Records from a data source:

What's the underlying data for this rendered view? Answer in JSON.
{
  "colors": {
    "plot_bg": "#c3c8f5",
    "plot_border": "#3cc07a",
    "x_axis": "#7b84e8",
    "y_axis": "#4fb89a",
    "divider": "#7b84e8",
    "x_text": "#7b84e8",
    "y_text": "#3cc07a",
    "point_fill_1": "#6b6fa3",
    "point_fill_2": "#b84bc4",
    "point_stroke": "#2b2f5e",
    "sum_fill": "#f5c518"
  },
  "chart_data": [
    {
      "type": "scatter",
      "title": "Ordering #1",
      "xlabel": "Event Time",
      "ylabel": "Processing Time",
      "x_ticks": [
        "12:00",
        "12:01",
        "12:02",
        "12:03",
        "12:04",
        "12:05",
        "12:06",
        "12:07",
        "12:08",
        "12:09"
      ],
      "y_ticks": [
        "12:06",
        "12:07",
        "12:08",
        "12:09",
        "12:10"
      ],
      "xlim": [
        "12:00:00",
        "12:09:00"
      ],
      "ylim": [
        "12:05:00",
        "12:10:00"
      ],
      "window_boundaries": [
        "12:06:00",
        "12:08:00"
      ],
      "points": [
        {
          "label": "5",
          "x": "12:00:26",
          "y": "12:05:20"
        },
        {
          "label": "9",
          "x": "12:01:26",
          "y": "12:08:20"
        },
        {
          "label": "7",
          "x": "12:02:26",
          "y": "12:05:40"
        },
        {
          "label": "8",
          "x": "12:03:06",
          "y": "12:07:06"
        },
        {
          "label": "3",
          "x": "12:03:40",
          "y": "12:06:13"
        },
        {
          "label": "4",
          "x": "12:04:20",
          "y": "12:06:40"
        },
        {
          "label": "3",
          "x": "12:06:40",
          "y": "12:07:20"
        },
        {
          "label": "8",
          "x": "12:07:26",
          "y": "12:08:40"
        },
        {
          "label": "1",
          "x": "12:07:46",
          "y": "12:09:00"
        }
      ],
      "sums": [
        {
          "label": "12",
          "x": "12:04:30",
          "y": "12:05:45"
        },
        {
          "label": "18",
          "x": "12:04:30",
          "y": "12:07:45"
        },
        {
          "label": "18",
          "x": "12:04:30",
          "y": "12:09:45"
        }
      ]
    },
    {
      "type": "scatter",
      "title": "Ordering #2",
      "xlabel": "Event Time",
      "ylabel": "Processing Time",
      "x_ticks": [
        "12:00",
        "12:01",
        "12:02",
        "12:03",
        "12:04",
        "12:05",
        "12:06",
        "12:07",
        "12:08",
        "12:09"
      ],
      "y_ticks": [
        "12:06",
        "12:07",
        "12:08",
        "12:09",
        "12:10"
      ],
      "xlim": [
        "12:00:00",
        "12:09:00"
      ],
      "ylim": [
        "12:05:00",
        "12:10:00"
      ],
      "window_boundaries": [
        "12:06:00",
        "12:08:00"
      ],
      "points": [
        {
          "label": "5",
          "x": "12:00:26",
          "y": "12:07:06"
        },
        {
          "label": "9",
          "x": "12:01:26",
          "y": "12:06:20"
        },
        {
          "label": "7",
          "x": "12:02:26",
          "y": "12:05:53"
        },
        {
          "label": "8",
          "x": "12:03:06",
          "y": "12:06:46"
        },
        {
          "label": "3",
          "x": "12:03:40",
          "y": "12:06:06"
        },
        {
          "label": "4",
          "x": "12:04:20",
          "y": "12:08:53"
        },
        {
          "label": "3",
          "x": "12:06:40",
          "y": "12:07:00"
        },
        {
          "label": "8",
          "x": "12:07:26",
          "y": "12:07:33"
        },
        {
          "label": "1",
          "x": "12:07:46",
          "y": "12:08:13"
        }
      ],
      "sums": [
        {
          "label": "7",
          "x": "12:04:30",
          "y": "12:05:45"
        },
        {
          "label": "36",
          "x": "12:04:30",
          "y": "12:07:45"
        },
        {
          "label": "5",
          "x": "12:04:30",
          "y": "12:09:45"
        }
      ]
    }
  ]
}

» **WHAT YOU WILL DO**: Repeat the material from above exactly, word for word.

» **EXPECTED ANSWER**:
What's the underlying data for this rendered view? Answer in JSON.
{
  "colors": {
    "plot_bg": "#c3c8f5",
    "plot_border": "#3cc07a",
    "x_axis": "#7b84e8",
    "y_axis": "#4fb89a",
    "divider": "#7b84e8",
    "x_text": "#7b84e8",
    "y_text": "#3cc07a",
    "point_fill_1": "#6b6fa3",
    "point_fill_2": "#b84bc4",
    "point_stroke": "#2b2f5e",
    "sum_fill": "#f5c518"
  },
  "chart_data": [
    {
      "type": "scatter",
      "title": "Ordering #1",
      "xlabel": "Event Time",
      "ylabel": "Processing Time",
      "x_ticks": [
        "12:00",
        "12:01",
        "12:02",
        "12:03",
        "12:04",
        "12:05",
        "12:06",
        "12:07",
        "12:08",
        "12:09"
      ],
      "y_ticks": [
        "12:06",
        "12:07",
        "12:08",
        "12:09",
        "12:10"
      ],
      "xlim": [
        "12:00:00",
        "12:09:00"
      ],
      "ylim": [
        "12:05:00",
        "12:10:00"
      ],
      "window_boundaries": [
        "12:06:00",
        "12:08:00"
      ],
      "points": [
        {
          "label": "5",
          "x": "12:00:26",
          "y": "12:05:20"
        },
        {
          "label": "9",
          "x": "12:01:26",
          "y": "12:08:20"
        },
        {
          "label": "7",
          "x": "12:02:26",
          "y": "12:05:40"
        },
        {
          "label": "8",
          "x": "12:03:06",
          "y": "12:07:06"
        },
        {
          "label": "3",
          "x": "12:03:40",
          "y": "12:06:13"
        },
        {
          "label": "4",
          "x": "12:04:20",
          "y": "12:06:40"
        },
        {
          "label": "3",
          "x": "12:06:40",
          "y": "12:07:20"
        },
        {
          "label": "8",
          "x": "12:07:26",
          "y": "12:08:40"
        },
        {
          "label": "1",
          "x": "12:07:46",
          "y": "12:09:00"
        }
      ],
      "sums": [
        {
          "label": "12",
          "x": "12:04:30",
          "y": "12:05:45"
        },
        {
          "label": "18",
          "x": "12:04:30",
          "y": "12:07:45"
        },
        {
          "label": "18",
          "x": "12:04:30",
          "y": "12:09:45"
        }
      ]
    },
    {
      "type": "scatter",
      "title": "Ordering #2",
      "xlabel": "Event Time",
      "ylabel": "Processing Time",
      "x_ticks": [
        "12:00",
        "12:01",
        "12:02",
        "12:03",
        "12:04",
        "12:05",
        "12:06",
        "12:07",
        "12:08",
        "12:09"
      ],
      "y_ticks": [
        "12:06",
        "12:07",
        "12:08",
        "12:09",
        "12:10"
      ],
      "xlim": [
        "12:00:00",
        "12:09:00"
      ],
      "ylim": [
        "12:05:00",
        "12:10:00"
      ],
      "window_boundaries": [
        "12:06:00",
        "12:08:00"
      ],
      "points": [
        {
          "label": "5",
          "x": "12:00:26",
          "y": "12:07:06"
        },
        {
          "label": "9",
          "x": "12:01:26",
          "y": "12:06:20"
        },
        {
          "label": "7",
          "x": "12:02:26",
          "y": "12:05:53"
        },
        {
          "label": "8",
          "x": "12:03:06",
          "y": "12:06:46"
        },
        {
          "label": "3",
          "x": "12:03:40",
          "y": "12:06:06"
        },
        {
          "label": "4",
          "x": "12:04:20",
          "y": "12:08:53"
        },
        {
          "label": "3",
          "x": "12:06:40",
          "y": "12:07:00"
        },
        {
          "label": "8",
          "x": "12:07:26",
          "y": "12:07:33"
        },
        {
          "label": "1",
          "x": "12:07:46",
          "y": "12:08:13"
        }
      ],
      "sums": [
        {
          "label": "7",
          "x": "12:04:30",
          "y": "12:05:45"
        },
        {
          "label": "36",
          "x": "12:04:30",
          "y": "12:07:45"
        },
        {
          "label": "5",
          "x": "12:04:30",
          "y": "12:09:45"
        }
      ]
    }
  ]
}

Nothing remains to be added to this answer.